In einer sehr düster gemalten Zukunft, sieht das Leben der X-Men und anderer Mutanten nicht mehr so fulminant und beneidenswert aus, wie vor all diesen Jahren. Seit Dekaden wurden keine neuen Mutanten geboren und die gealterten Helden sind nicht mehr Herr ihrer Körper. Wolverine/Logan (Hugh Jackman) hat den Großteil seiner Selbstheilungsfähigkeiten eingebüßt und nähert sich dem Winter des Lebens, wie jeder andere Mensch auch. Der einst so mächtige Professor X (Patrick Steward, Bild unten) leidet an einer Art Demenz und droht bei seinen Anfällen stets, ganze Menschenmassen zu vernichten.

Und die Gegenspieler der X-Men haben die alte Garde längst vergessen und konzentrieren ihre Arbeit auf künstlich geschaffene Superkrieger. Und vor genau solch einer Organisation muss ein kleines Mädchen, Laura (Dafne Keen), beschützt werden. Eine mysteriöse Mutantin, die über die gleichen Kräfte verfügt wie Logan einst und der einige Forscher ebenfalls Adamantium eingesetzt haben.

Logan-ProfessorX

The man who sold the world

Der gesamte Film spielt dabei - sichtlich angetan von der eigenen Grundidee - mit den Erwartungen des Zuschauers und aller Fans des beliebten Superhelden. Wenig erinnert an vorangegangene Werke, die nicht nur bunter, sondern auch bescheidener und sehr viel humoristischer an die Sache heran gegangen sind. „Logan“ will auffallen indem er bodenständiger bleibt; realistisch, wenn ihr so wollt. In erdigen Farben, mit brutalen Schnittstellen im Storyverlauf und einer klassischen Tragödie im sarkastischen Gewand.

Aufgabe:
Kannst du aus der Filmkritik zu „Logan“ oben die Stelle wortgetreu abschreiben, die mit „In einer sehr“ beginnt und bis einschließlich „Menschenmassen zu vernichten.“ weitergeht?

Einträge zur Layout-Annotation
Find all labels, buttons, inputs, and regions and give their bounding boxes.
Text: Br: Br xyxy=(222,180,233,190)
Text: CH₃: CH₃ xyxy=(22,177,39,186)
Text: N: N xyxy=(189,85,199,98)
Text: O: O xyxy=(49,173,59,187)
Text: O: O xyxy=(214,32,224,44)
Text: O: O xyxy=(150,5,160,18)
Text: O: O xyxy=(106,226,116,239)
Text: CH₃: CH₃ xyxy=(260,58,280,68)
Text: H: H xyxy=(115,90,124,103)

Ergebnis der Übung:
In einer sehr düster gemalten Zukunft, sieht das Leben der X-Men und anderer Mutanten nicht mehr so fulminant und beneidenswert aus, wie vor all diesen Jahren. Seit Dekaden wurden keine neuen Mutanten geboren und die gealterten Helden sind nicht mehr Herr ihrer Körper. Wolverine/Logan (Hugh Jackman) hat den Großteil seiner Selbstheilungsfähigkeiten eingebüßt und nähert sich dem Winter des Lebens, wie jeder andere Mensch auch. Der einst so mächtige Professor X (Patrick Steward, Bild unten) leidet an einer Art Demenz und droht bei seinen Anfällen stets, ganze Menschenmassen zu vernichten.